Input:
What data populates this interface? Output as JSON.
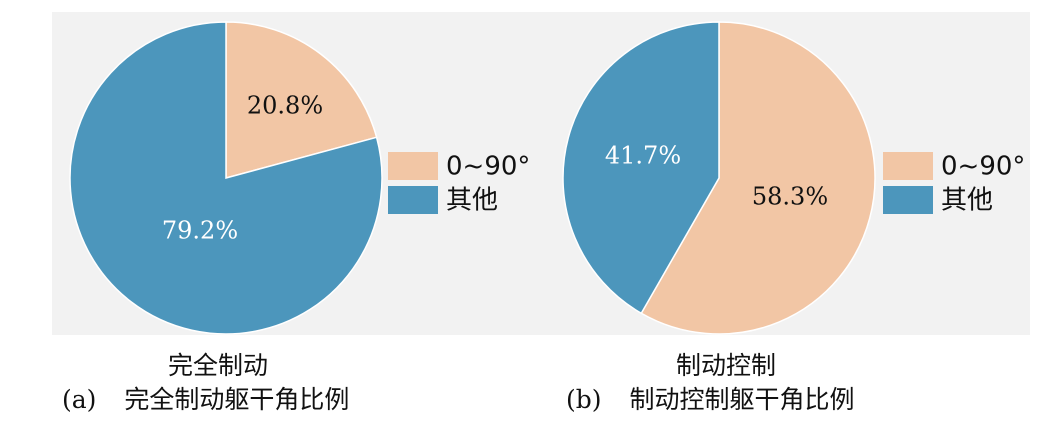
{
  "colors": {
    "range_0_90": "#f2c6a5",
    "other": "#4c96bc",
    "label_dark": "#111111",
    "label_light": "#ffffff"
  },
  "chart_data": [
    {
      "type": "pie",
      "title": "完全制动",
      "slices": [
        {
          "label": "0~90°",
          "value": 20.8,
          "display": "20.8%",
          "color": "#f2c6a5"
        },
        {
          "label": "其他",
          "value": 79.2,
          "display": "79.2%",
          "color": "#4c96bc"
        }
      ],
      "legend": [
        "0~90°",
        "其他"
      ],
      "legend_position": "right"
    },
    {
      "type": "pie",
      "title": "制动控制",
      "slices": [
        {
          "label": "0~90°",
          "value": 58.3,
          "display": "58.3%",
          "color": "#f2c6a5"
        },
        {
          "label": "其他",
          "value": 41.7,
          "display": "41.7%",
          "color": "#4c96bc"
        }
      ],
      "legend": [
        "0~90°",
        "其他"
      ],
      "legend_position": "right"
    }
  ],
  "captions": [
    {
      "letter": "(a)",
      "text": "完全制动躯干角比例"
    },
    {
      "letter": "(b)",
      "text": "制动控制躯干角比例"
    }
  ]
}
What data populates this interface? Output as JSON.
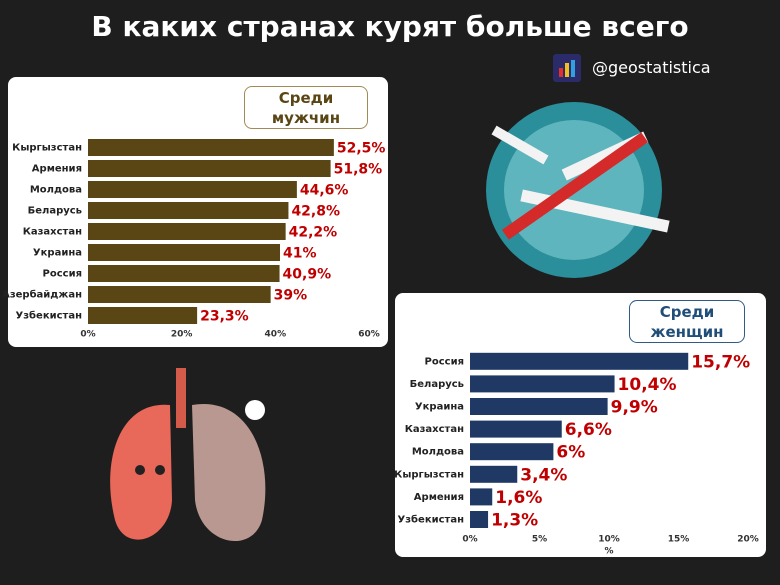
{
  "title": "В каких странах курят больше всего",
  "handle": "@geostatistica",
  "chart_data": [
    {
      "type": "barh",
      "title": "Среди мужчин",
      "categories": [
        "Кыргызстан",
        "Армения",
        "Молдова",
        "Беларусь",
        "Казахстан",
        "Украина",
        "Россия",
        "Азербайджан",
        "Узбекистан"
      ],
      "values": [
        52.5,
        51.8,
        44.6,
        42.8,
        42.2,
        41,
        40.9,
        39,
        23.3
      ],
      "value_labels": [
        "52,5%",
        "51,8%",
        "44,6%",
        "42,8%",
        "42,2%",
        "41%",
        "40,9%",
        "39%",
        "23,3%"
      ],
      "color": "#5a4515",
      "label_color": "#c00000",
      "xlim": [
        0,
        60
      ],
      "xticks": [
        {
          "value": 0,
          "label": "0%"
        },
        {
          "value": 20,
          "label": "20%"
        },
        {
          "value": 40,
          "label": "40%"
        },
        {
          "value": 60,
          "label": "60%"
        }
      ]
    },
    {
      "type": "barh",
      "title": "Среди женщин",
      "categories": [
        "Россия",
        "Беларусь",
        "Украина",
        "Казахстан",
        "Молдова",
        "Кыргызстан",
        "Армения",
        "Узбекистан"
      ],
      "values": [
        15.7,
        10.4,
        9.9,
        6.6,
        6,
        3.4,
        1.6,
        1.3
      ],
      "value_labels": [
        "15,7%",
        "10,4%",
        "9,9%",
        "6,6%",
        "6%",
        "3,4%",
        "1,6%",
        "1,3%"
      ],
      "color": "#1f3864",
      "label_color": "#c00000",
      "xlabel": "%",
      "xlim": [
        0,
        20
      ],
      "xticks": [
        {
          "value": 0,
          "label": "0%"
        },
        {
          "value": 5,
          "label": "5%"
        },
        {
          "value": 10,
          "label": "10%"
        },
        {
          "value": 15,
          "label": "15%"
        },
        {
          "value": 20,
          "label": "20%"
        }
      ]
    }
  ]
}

Aim: Make an exact copy of all the material, but keep the pictures out of it.

Exercise solution:
What data populates this interface? Output as JSON.
{
  "colors": {
    "range_0_90": "#f2c6a5",
    "other": "#4c96bc",
    "label_dark": "#111111",
    "label_light": "#ffffff"
  },
  "chart_data": [
    {
      "type": "pie",
      "title": "完全制动",
      "slices": [
        {
          "label": "0~90°",
          "value": 20.8,
          "display": "20.8%",
          "color": "#f2c6a5"
        },
        {
          "label": "其他",
          "value": 79.2,
          "display": "79.2%",
          "color": "#4c96bc"
        }
      ],
      "legend": [
        "0~90°",
        "其他"
      ],
      "legend_position": "right"
    },
    {
      "type": "pie",
      "title": "制动控制",
      "slices": [
        {
          "label": "0~90°",
          "value": 58.3,
          "display": "58.3%",
          "color": "#f2c6a5"
        },
        {
          "label": "其他",
          "value": 41.7,
          "display": "41.7%",
          "color": "#4c96bc"
        }
      ],
      "legend": [
        "0~90°",
        "其他"
      ],
      "legend_position": "right"
    }
  ],
  "captions": [
    {
      "letter": "(a)",
      "text": "完全制动躯干角比例"
    },
    {
      "letter": "(b)",
      "text": "制动控制躯干角比例"
    }
  ]
}
What data populates this interface? Output as JSON.
{
  "title": "В каких странах курят больше всего",
  "handle": "@geostatistica",
  "chart_data": [
    {
      "type": "barh",
      "title": "Среди мужчин",
      "categories": [
        "Кыргызстан",
        "Армения",
        "Молдова",
        "Беларусь",
        "Казахстан",
        "Украина",
        "Россия",
        "Азербайджан",
        "Узбекистан"
      ],
      "values": [
        52.5,
        51.8,
        44.6,
        42.8,
        42.2,
        41,
        40.9,
        39,
        23.3
      ],
      "value_labels": [
        "52,5%",
        "51,8%",
        "44,6%",
        "42,8%",
        "42,2%",
        "41%",
        "40,9%",
        "39%",
        "23,3%"
      ],
      "color": "#5a4515",
      "label_color": "#c00000",
      "xlim": [
        0,
        60
      ],
      "xticks": [
        {
          "value": 0,
          "label": "0%"
        },
        {
          "value": 20,
          "label": "20%"
        },
        {
          "value": 40,
          "label": "40%"
        },
        {
          "value": 60,
          "label": "60%"
        }
      ]
    },
    {
      "type": "barh",
      "title": "Среди женщин",
      "categories": [
        "Россия",
        "Беларусь",
        "Украина",
        "Казахстан",
        "Молдова",
        "Кыргызстан",
        "Армения",
        "Узбекистан"
      ],
      "values": [
        15.7,
        10.4,
        9.9,
        6.6,
        6,
        3.4,
        1.6,
        1.3
      ],
      "value_labels": [
        "15,7%",
        "10,4%",
        "9,9%",
        "6,6%",
        "6%",
        "3,4%",
        "1,6%",
        "1,3%"
      ],
      "color": "#1f3864",
      "label_color": "#c00000",
      "xlabel": "%",
      "xlim": [
        0,
        20
      ],
      "xticks": [
        {
          "value": 0,
          "label": "0%"
        },
        {
          "value": 5,
          "label": "5%"
        },
        {
          "value": 10,
          "label": "10%"
        },
        {
          "value": 15,
          "label": "15%"
        },
        {
          "value": 20,
          "label": "20%"
        }
      ]
    }
  ]
}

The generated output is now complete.